Stored data entries:
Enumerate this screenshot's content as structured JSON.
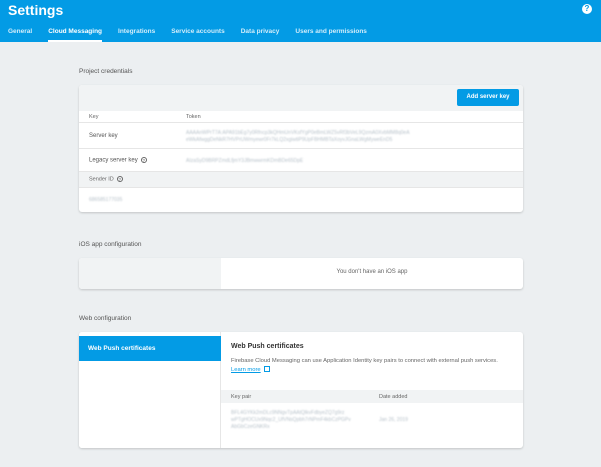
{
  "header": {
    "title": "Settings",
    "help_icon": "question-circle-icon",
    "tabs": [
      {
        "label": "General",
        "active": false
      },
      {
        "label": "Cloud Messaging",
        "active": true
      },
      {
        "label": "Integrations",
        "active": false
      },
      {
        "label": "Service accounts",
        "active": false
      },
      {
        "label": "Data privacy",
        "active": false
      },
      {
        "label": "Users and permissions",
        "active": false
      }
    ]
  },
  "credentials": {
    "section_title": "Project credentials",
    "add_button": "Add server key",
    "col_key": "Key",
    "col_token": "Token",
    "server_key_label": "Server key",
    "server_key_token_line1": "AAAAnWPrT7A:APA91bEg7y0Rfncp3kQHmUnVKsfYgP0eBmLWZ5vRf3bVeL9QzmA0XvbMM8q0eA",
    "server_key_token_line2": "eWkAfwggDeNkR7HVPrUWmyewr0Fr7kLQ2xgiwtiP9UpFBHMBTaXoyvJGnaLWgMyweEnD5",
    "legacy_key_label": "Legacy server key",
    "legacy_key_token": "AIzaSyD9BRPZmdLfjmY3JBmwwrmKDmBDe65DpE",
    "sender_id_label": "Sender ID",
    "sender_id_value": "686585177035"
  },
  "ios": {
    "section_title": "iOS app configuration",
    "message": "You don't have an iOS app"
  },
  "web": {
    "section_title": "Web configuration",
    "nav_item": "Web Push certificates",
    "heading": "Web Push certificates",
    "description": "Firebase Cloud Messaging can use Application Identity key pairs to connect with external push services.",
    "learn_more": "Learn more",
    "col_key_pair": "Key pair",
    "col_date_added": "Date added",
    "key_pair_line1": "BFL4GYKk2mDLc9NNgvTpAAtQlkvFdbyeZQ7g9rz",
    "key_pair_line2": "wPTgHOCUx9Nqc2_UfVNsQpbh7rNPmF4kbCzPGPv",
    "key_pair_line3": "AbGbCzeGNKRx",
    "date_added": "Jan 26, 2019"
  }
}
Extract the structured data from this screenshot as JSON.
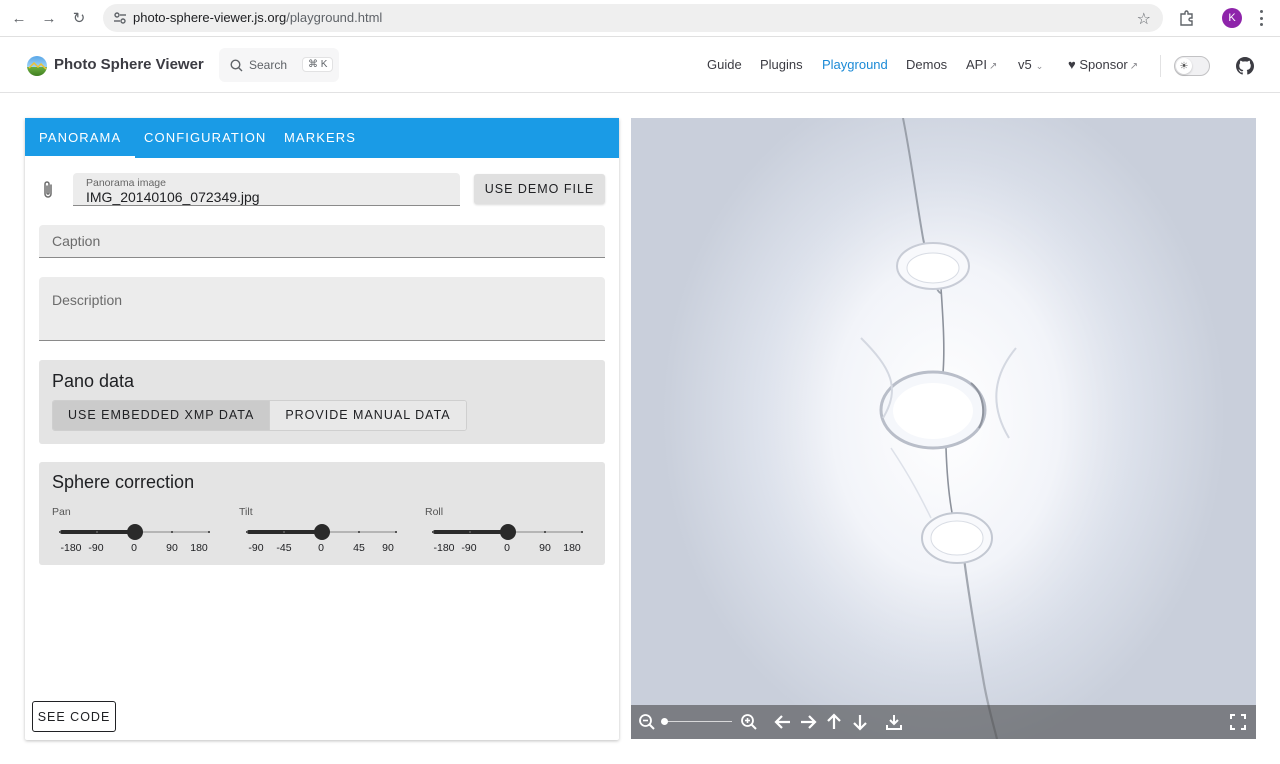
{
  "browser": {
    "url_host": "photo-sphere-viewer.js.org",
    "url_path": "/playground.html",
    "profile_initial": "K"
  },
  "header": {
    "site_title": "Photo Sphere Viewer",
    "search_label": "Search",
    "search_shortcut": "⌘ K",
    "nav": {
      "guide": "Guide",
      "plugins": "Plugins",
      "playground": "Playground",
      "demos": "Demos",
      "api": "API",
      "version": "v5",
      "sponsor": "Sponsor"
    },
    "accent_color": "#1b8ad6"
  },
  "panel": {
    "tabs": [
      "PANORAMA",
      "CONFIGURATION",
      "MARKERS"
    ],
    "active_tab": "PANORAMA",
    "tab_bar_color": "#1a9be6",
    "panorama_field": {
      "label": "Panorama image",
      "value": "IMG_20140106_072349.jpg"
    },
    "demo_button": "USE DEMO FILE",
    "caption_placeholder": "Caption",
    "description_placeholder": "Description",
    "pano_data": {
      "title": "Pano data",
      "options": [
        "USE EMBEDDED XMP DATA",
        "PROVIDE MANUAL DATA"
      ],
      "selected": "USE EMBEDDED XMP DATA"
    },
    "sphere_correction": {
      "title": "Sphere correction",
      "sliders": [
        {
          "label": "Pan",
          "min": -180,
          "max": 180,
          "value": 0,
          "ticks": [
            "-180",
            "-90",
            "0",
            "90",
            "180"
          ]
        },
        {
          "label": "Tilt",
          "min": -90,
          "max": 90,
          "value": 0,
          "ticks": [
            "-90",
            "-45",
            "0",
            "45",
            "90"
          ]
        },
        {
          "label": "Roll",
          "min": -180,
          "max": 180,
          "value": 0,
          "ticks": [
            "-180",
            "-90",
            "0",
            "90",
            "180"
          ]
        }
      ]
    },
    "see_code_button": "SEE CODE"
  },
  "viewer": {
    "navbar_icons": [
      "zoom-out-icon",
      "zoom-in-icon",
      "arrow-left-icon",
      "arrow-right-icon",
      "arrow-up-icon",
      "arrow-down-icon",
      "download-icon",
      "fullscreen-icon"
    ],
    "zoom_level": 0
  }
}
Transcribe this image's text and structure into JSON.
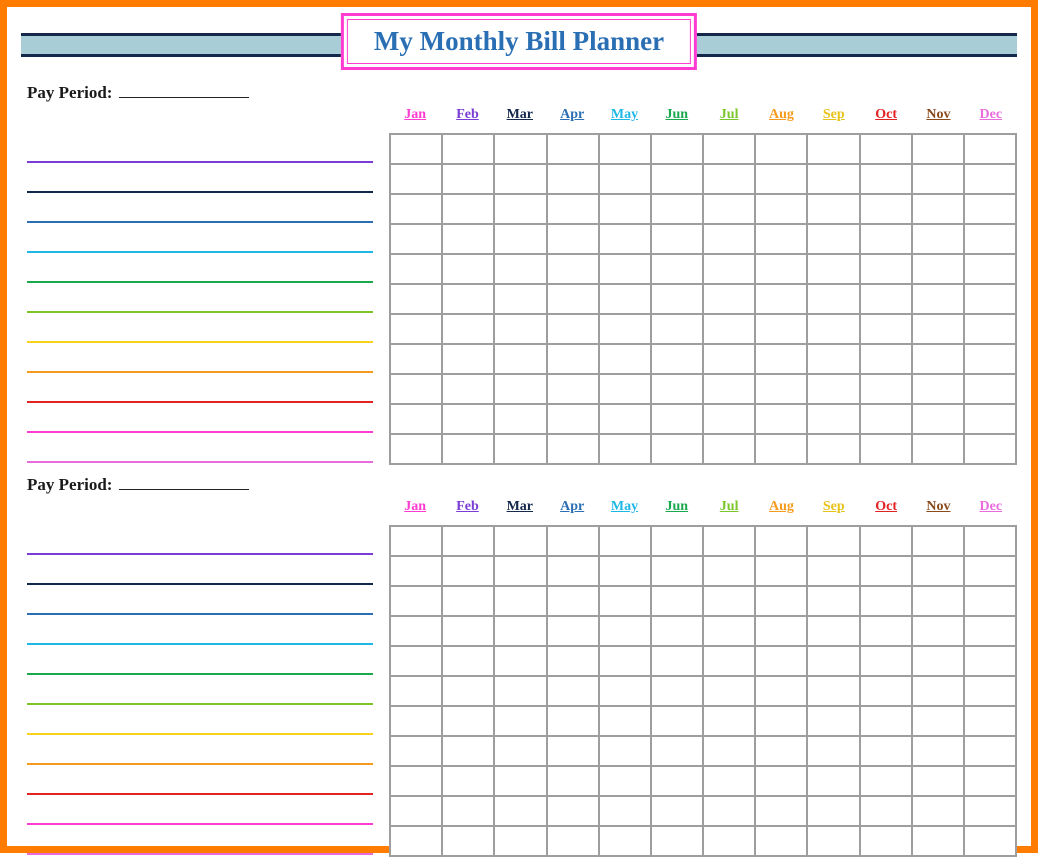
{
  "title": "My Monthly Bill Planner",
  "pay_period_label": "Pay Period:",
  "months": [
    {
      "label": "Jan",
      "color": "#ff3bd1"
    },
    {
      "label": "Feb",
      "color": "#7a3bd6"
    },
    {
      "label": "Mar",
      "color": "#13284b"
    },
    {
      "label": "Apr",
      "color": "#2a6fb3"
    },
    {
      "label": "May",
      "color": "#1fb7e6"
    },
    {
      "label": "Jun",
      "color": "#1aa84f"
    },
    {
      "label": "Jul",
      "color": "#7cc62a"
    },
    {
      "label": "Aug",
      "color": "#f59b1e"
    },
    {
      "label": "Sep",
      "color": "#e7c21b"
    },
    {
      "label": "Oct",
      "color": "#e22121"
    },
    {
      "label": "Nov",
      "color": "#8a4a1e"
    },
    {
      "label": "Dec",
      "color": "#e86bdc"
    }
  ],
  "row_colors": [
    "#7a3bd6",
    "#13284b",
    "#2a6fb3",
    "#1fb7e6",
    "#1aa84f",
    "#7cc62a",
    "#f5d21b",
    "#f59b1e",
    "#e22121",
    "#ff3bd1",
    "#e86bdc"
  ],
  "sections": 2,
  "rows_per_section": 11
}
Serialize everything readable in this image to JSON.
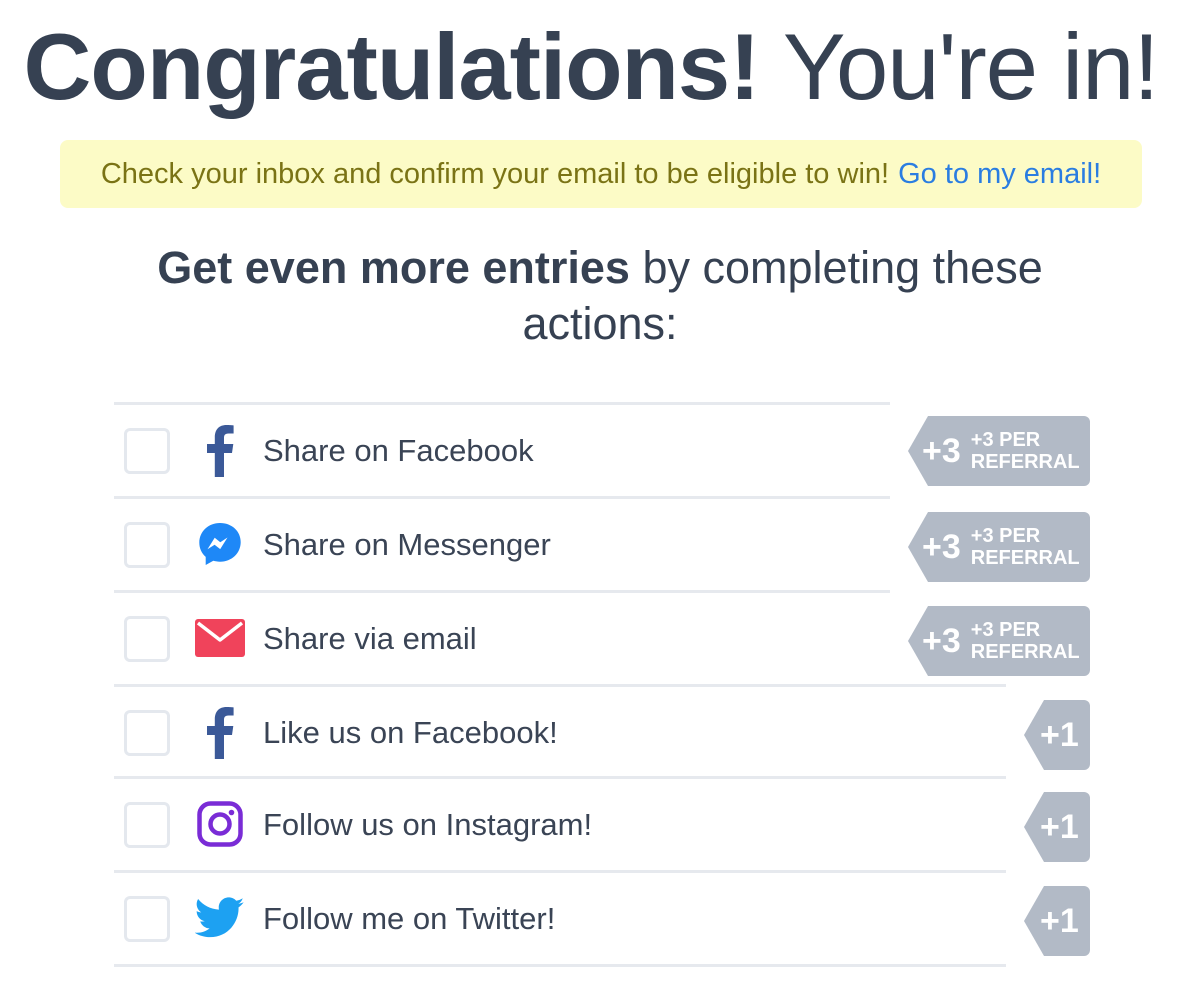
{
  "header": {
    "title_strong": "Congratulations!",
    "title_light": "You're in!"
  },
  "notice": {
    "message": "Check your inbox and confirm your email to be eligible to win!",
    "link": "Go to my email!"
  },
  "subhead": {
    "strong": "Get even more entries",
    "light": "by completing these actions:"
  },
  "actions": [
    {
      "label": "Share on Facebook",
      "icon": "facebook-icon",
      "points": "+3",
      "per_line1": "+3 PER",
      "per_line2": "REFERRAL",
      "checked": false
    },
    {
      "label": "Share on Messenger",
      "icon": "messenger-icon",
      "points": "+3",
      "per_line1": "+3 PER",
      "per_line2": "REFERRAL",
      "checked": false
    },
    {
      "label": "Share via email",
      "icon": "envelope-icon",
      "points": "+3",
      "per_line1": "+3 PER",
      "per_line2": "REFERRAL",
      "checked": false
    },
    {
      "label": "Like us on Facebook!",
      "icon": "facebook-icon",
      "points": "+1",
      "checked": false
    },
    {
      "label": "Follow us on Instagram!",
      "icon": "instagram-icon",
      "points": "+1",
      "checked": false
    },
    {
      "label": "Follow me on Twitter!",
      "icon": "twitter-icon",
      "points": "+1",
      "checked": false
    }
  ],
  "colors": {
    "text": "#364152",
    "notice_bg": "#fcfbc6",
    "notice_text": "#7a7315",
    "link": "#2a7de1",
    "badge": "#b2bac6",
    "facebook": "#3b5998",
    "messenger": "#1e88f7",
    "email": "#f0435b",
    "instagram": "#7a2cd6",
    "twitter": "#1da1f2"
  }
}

Goal of the exercise: Collect the lines that hold "message".

In response:
    "message": "You don't have an iOS app"
    "message": "Check your inbox and confirm your email to be eligible to win!",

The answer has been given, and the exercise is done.